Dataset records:
= = = = =

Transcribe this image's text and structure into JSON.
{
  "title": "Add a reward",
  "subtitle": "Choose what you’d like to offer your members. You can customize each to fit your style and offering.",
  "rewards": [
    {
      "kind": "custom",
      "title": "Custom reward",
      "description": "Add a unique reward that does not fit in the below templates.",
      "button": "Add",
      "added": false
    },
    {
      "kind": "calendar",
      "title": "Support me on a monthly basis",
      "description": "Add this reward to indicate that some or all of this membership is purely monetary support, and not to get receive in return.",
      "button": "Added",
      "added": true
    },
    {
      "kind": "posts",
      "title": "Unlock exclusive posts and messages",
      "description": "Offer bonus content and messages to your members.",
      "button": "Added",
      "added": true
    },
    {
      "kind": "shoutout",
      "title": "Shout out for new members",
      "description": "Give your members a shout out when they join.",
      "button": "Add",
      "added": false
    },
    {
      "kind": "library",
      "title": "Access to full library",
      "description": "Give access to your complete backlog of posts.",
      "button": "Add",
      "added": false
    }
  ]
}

= = = = =

= THE REQUEST =
All of the entries must be written out exactly as they stand.

= WRITTEN RESPONSE =
Transcribe this image's text and structure into JSON.
{
  "title": "Add a reward",
  "subtitle": "Choose what you’d like to offer your members. You can customize each to fit your style and offering.",
  "rewards": [
    {
      "kind": "custom",
      "title": "Custom reward",
      "description": "Add a unique reward that does not fit in the below templates.",
      "button": "Add",
      "added": false
    },
    {
      "kind": "calendar",
      "title": "Support me on a monthly basis",
      "description": "Add this reward to indicate that some or all of this membership is purely monetary support, and not to get receive in return.",
      "button": "Added",
      "added": true
    },
    {
      "kind": "posts",
      "title": "Unlock exclusive posts and messages",
      "description": "Offer bonus content and messages to your members.",
      "button": "Added",
      "added": true
    },
    {
      "kind": "shoutout",
      "title": "Shout out for new members",
      "description": "Give your members a shout out when they join.",
      "button": "Add",
      "added": false
    },
    {
      "kind": "library",
      "title": "Access to full library",
      "description": "Give access to your complete backlog of posts.",
      "button": "Add",
      "added": false
    }
  ]
}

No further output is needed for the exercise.